> Work to complete
Give the data again, word for word.

> Provided data
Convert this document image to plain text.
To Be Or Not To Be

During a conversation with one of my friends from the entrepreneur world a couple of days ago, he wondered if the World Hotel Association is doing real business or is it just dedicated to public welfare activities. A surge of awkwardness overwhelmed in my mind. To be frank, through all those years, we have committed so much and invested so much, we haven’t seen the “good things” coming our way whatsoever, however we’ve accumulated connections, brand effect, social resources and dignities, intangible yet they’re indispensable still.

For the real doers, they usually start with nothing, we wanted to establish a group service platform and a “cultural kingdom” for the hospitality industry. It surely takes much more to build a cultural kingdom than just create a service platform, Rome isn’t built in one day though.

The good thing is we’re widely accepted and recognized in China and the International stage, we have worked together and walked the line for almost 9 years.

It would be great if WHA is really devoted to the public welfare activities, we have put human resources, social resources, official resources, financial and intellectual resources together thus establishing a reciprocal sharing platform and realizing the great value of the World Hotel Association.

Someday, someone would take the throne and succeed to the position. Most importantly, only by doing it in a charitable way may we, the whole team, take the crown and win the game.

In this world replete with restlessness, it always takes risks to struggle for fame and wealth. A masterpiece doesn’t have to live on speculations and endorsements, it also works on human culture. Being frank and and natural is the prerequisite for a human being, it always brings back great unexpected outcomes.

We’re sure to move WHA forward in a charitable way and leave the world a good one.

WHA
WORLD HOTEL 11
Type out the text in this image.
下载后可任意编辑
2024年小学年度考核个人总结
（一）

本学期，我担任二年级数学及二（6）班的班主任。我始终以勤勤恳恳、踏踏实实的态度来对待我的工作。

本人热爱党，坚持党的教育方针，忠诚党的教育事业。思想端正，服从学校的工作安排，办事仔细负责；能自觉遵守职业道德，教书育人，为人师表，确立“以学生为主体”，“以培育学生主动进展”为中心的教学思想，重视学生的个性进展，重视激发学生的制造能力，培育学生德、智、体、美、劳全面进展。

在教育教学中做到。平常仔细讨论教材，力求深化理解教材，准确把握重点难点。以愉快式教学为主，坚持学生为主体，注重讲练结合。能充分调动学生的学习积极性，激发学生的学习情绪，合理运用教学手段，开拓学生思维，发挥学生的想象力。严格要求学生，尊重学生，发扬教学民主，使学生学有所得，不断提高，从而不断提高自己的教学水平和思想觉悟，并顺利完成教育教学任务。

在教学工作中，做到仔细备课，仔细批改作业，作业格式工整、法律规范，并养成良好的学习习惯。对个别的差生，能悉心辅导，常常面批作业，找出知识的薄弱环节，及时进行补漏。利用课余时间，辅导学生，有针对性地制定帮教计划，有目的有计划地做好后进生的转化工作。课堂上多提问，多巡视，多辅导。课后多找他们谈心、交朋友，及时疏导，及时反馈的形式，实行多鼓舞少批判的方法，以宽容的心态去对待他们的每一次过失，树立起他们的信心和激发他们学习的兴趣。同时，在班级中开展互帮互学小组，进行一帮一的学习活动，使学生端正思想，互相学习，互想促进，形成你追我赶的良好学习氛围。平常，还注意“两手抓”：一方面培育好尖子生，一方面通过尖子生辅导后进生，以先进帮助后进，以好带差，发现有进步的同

> Output for this exercise
Convert this document image to plain text.
To Be Or Not To Be

During a conversation with one of my friends from the entrepreneur world a couple of days ago, he wondered if the World Hotel Association is doing real business or is it just dedicated to public welfare activities. A surge of awkwardness overwhelmed in my mind. To be frank, through all those years, we have committed so much and invested so much, we haven’t seen the “good things” coming our way whatsoever, however we’ve accumulated connections, brand effect, social resources and dignities, intangible yet they’re indispensable still.

For the real doers, they usually start with nothing, we wanted to establish a group service platform and a “cultural kingdom” for the hospitality industry. It surely takes much more to build a cultural kingdom than just create a service platform, Rome isn’t built in one day though.

The good thing is we’re widely accepted and recognized in China and the International stage, we have worked together and walked the line for almost 9 years.

It would be great if WHA is really devoted to the public welfare activities, we have put human resources, social resources, official resources, financial and intellectual resources together thus establishing a reciprocal sharing platform and realizing the great value of the World Hotel Association.

Someday, someone would take the throne and succeed to the position. Most importantly, only by doing it in a charitable way may we, the whole team, take the crown and win the game.

In this world replete with restlessness, it always takes risks to struggle for fame and wealth. A masterpiece doesn’t have to live on speculations and endorsements, it also works on human culture. Being frank and and natural is the prerequisite for a human being, it always brings back great unexpected outcomes.

We’re sure to move WHA forward in a charitable way and leave the world a good one.

WHA
WORLD HOTEL 11
Type out the text in this image.
下载后可任意编辑
2024年小学年度考核个人总结
（一）

本学期，我担任二年级数学及二（6）班的班主任。我始终以勤勤恳恳、踏踏实实的态度来对待我的工作。

本人热爱党，坚持党的教育方针，忠诚党的教育事业。思想端正，服从学校的工作安排，办事仔细负责；能自觉遵守职业道德，教书育人，为人师表，确立“以学生为主体”，“以培育学生主动进展”为中心的教学思想，重视学生的个性进展，重视激发学生的制造能力，培育学生德、智、体、美、劳全面进展。

在教育教学中做到。平常仔细讨论教材，力求深化理解教材，准确把握重点难点。以愉快式教学为主，坚持学生为主体，注重讲练结合。能充分调动学生的学习积极性，激发学生的学习情绪，合理运用教学手段，开拓学生思维，发挥学生的想象力。严格要求学生，尊重学生，发扬教学民主，使学生学有所得，不断提高，从而不断提高自己的教学水平和思想觉悟，并顺利完成教育教学任务。

在教学工作中，做到仔细备课，仔细批改作业，作业格式工整、法律规范，并养成良好的学习习惯。对个别的差生，能悉心辅导，常常面批作业，找出知识的薄弱环节，及时进行补漏。利用课余时间，辅导学生，有针对性地制定帮教计划，有目的有计划地做好后进生的转化工作。课堂上多提问，多巡视，多辅导。课后多找他们谈心、交朋友，及时疏导，及时反馈的形式，实行多鼓舞少批判的方法，以宽容的心态去对待他们的每一次过失，树立起他们的信心和激发他们学习的兴趣。同时，在班级中开展互帮互学小组，进行一帮一的学习活动，使学生端正思想，互相学习，互想促进，形成你追我赶的良好学习氛围。平常，还注意“两手抓”：一方面培育好尖子生，一方面通过尖子生辅导后进生，以先进帮助后进，以好带差，发现有进步的同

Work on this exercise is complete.